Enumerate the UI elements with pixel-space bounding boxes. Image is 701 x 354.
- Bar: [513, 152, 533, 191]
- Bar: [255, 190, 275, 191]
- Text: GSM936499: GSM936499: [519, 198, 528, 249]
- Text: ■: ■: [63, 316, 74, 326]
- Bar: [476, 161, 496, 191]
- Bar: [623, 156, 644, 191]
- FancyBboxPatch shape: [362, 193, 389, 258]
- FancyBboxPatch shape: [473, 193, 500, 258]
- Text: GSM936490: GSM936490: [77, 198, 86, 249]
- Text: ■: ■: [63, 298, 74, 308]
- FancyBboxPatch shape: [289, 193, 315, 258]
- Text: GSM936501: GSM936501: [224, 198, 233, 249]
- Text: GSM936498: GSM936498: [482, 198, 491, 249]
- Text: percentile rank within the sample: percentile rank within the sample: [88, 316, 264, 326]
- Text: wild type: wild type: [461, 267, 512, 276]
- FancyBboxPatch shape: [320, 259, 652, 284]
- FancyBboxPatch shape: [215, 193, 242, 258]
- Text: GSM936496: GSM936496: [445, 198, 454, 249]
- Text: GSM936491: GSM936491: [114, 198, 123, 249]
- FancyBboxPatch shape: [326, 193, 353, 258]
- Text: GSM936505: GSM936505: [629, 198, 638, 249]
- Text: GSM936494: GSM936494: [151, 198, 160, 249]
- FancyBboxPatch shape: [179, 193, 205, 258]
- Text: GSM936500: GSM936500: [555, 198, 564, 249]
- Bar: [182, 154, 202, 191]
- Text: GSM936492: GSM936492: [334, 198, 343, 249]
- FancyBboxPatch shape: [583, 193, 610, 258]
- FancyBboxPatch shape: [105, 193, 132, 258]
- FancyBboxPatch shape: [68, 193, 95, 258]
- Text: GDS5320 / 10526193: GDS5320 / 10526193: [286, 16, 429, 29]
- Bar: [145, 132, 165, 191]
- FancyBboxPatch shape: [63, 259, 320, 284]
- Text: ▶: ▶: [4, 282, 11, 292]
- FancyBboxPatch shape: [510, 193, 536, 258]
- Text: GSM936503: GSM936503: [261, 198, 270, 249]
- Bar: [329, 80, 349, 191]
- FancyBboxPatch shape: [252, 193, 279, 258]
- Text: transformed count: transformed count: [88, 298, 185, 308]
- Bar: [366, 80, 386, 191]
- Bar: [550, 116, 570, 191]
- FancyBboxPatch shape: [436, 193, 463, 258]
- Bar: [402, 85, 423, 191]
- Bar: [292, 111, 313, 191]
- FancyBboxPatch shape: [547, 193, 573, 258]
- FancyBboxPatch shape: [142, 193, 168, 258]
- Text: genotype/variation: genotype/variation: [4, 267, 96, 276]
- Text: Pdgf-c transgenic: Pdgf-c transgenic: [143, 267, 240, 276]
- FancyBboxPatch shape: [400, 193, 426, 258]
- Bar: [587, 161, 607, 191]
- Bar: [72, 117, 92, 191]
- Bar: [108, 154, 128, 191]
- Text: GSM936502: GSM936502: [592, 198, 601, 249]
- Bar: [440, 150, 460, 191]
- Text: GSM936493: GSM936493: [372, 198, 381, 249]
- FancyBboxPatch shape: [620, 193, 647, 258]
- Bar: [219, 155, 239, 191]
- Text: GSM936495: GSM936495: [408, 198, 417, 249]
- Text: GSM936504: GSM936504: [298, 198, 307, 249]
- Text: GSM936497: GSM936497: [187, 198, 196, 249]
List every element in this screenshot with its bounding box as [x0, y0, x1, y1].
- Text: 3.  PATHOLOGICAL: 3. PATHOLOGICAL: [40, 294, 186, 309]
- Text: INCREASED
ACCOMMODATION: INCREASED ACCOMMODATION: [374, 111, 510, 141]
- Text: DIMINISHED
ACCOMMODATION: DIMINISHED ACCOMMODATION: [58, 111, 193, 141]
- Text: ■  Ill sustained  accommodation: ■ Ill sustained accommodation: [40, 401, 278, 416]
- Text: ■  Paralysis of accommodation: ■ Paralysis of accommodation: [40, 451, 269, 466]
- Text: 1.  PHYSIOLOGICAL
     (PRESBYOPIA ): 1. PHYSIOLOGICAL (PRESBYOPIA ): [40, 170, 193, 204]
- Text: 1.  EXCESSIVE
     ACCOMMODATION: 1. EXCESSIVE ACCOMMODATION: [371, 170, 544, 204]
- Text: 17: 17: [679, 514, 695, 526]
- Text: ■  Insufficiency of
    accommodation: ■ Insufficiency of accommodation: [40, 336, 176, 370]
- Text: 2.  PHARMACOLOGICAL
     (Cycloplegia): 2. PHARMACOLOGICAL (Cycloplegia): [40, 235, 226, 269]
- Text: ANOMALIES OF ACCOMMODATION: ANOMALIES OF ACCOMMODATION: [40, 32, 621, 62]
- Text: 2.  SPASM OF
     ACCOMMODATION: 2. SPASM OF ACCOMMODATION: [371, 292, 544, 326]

☆ ☆ ☆ ☆ ☆ ☆ ☆

Copy every line of the records above verbatim, with each character, space and line break left unchanged.

Output |
Enumerate the UI elements with pixel-space bounding boxes. Image is 701 x 354.
- Bar: [513, 152, 533, 191]
- Bar: [255, 190, 275, 191]
- Text: GSM936499: GSM936499: [519, 198, 528, 249]
- Text: ■: ■: [63, 316, 74, 326]
- Bar: [476, 161, 496, 191]
- Bar: [623, 156, 644, 191]
- FancyBboxPatch shape: [362, 193, 389, 258]
- FancyBboxPatch shape: [473, 193, 500, 258]
- Text: GSM936490: GSM936490: [77, 198, 86, 249]
- Text: ■: ■: [63, 298, 74, 308]
- FancyBboxPatch shape: [289, 193, 315, 258]
- Text: GSM936501: GSM936501: [224, 198, 233, 249]
- Text: GSM936498: GSM936498: [482, 198, 491, 249]
- Text: percentile rank within the sample: percentile rank within the sample: [88, 316, 264, 326]
- Text: wild type: wild type: [461, 267, 512, 276]
- FancyBboxPatch shape: [320, 259, 652, 284]
- FancyBboxPatch shape: [215, 193, 242, 258]
- Text: GSM936496: GSM936496: [445, 198, 454, 249]
- Text: GSM936491: GSM936491: [114, 198, 123, 249]
- FancyBboxPatch shape: [326, 193, 353, 258]
- Text: GSM936505: GSM936505: [629, 198, 638, 249]
- Text: GSM936494: GSM936494: [151, 198, 160, 249]
- FancyBboxPatch shape: [179, 193, 205, 258]
- Text: GSM936500: GSM936500: [555, 198, 564, 249]
- Bar: [182, 154, 202, 191]
- Text: GSM936492: GSM936492: [334, 198, 343, 249]
- FancyBboxPatch shape: [583, 193, 610, 258]
- FancyBboxPatch shape: [105, 193, 132, 258]
- FancyBboxPatch shape: [68, 193, 95, 258]
- Text: GDS5320 / 10526193: GDS5320 / 10526193: [286, 16, 429, 29]
- Bar: [145, 132, 165, 191]
- FancyBboxPatch shape: [63, 259, 320, 284]
- Text: ▶: ▶: [4, 282, 11, 292]
- FancyBboxPatch shape: [510, 193, 536, 258]
- Text: GSM936503: GSM936503: [261, 198, 270, 249]
- Bar: [329, 80, 349, 191]
- FancyBboxPatch shape: [252, 193, 279, 258]
- Text: transformed count: transformed count: [88, 298, 185, 308]
- Bar: [366, 80, 386, 191]
- Bar: [550, 116, 570, 191]
- FancyBboxPatch shape: [436, 193, 463, 258]
- Bar: [402, 85, 423, 191]
- Bar: [292, 111, 313, 191]
- FancyBboxPatch shape: [547, 193, 573, 258]
- FancyBboxPatch shape: [142, 193, 168, 258]
- Text: genotype/variation: genotype/variation: [4, 267, 96, 276]
- Text: Pdgf-c transgenic: Pdgf-c transgenic: [143, 267, 240, 276]
- FancyBboxPatch shape: [400, 193, 426, 258]
- Bar: [587, 161, 607, 191]
- Bar: [72, 117, 92, 191]
- Bar: [108, 154, 128, 191]
- Text: GSM936502: GSM936502: [592, 198, 601, 249]
- Bar: [440, 150, 460, 191]
- Text: GSM936493: GSM936493: [372, 198, 381, 249]
- FancyBboxPatch shape: [620, 193, 647, 258]
- Bar: [219, 155, 239, 191]
- Text: GSM936495: GSM936495: [408, 198, 417, 249]
- Text: GSM936504: GSM936504: [298, 198, 307, 249]
- Text: GSM936497: GSM936497: [187, 198, 196, 249]
List every element in this screenshot with its bounding box as [x0, y0, x1, y1].
- Text: 3.  PATHOLOGICAL: 3. PATHOLOGICAL: [40, 294, 186, 309]
- Text: INCREASED
ACCOMMODATION: INCREASED ACCOMMODATION: [374, 111, 510, 141]
- Text: DIMINISHED
ACCOMMODATION: DIMINISHED ACCOMMODATION: [58, 111, 193, 141]
- Text: ■  Ill sustained  accommodation: ■ Ill sustained accommodation: [40, 401, 278, 416]
- Text: ■  Paralysis of accommodation: ■ Paralysis of accommodation: [40, 451, 269, 466]
- Text: 1.  PHYSIOLOGICAL
     (PRESBYOPIA ): 1. PHYSIOLOGICAL (PRESBYOPIA ): [40, 170, 193, 204]
- Text: 1.  EXCESSIVE
     ACCOMMODATION: 1. EXCESSIVE ACCOMMODATION: [371, 170, 544, 204]
- Text: 17: 17: [679, 514, 695, 526]
- Text: ■  Insufficiency of
    accommodation: ■ Insufficiency of accommodation: [40, 336, 176, 370]
- Text: 2.  PHARMACOLOGICAL
     (Cycloplegia): 2. PHARMACOLOGICAL (Cycloplegia): [40, 235, 226, 269]
- Text: ANOMALIES OF ACCOMMODATION: ANOMALIES OF ACCOMMODATION: [40, 32, 621, 62]
- Text: 2.  SPASM OF
     ACCOMMODATION: 2. SPASM OF ACCOMMODATION: [371, 292, 544, 326]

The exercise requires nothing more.